-- Begin --
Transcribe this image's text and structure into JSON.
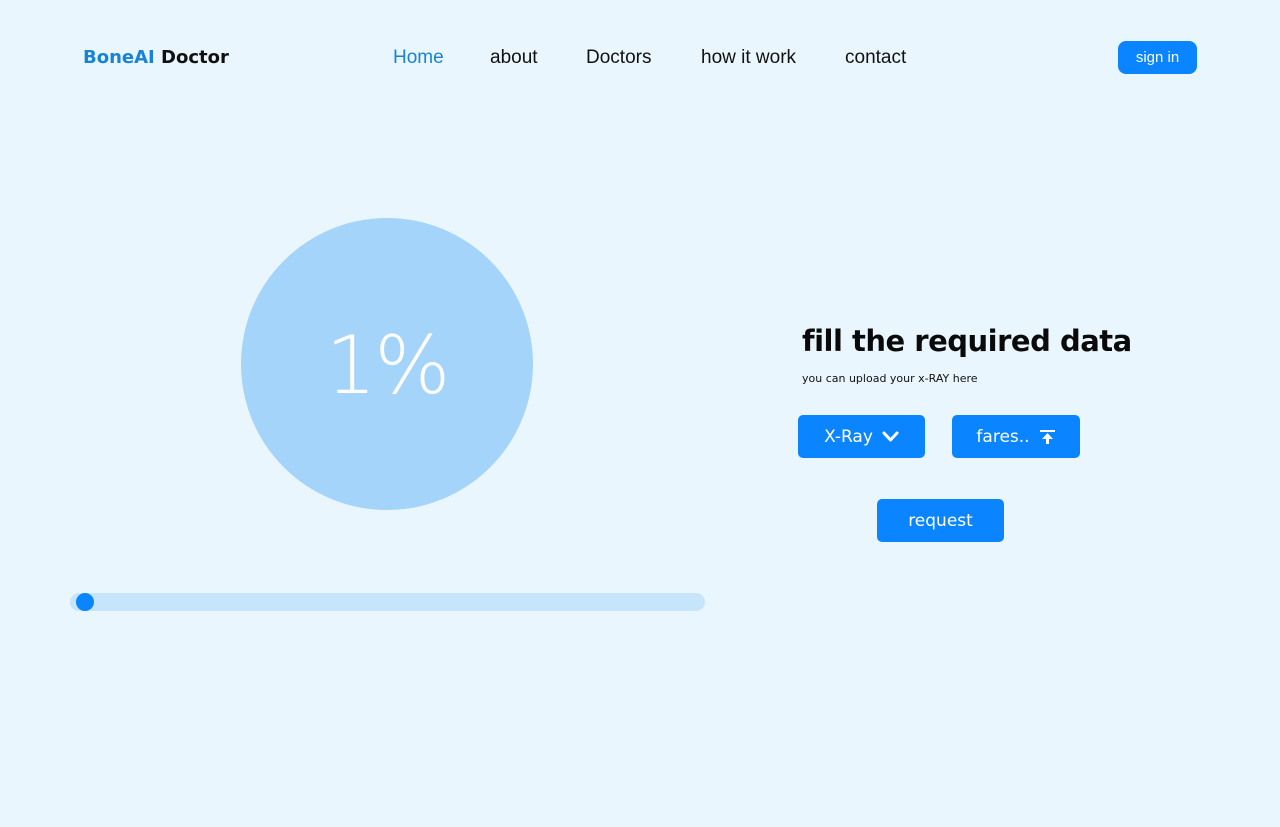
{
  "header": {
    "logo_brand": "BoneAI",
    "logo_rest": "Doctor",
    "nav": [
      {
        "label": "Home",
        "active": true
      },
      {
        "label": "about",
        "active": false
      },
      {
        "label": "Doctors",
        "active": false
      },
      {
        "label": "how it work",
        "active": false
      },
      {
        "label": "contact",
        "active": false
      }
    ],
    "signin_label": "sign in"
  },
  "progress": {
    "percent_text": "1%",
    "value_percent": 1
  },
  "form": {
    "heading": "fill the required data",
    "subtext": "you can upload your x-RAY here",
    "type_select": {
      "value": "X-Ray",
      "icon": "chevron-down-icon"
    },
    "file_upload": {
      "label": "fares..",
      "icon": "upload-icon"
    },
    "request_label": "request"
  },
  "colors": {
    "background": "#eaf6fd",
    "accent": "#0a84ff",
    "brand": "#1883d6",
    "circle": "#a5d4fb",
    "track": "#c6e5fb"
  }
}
-- End --
Output the records above exactly; leave out the pictures.

**Answer to the task:**
Transcribe this image's text and structure into JSON.
{
  "header": {
    "logo_brand": "BoneAI",
    "logo_rest": "Doctor",
    "nav": [
      {
        "label": "Home",
        "active": true
      },
      {
        "label": "about",
        "active": false
      },
      {
        "label": "Doctors",
        "active": false
      },
      {
        "label": "how it work",
        "active": false
      },
      {
        "label": "contact",
        "active": false
      }
    ],
    "signin_label": "sign in"
  },
  "progress": {
    "percent_text": "1%",
    "value_percent": 1
  },
  "form": {
    "heading": "fill the required data",
    "subtext": "you can upload your x-RAY here",
    "type_select": {
      "value": "X-Ray",
      "icon": "chevron-down-icon"
    },
    "file_upload": {
      "label": "fares..",
      "icon": "upload-icon"
    },
    "request_label": "request"
  },
  "colors": {
    "background": "#eaf6fd",
    "accent": "#0a84ff",
    "brand": "#1883d6",
    "circle": "#a5d4fb",
    "track": "#c6e5fb"
  }
}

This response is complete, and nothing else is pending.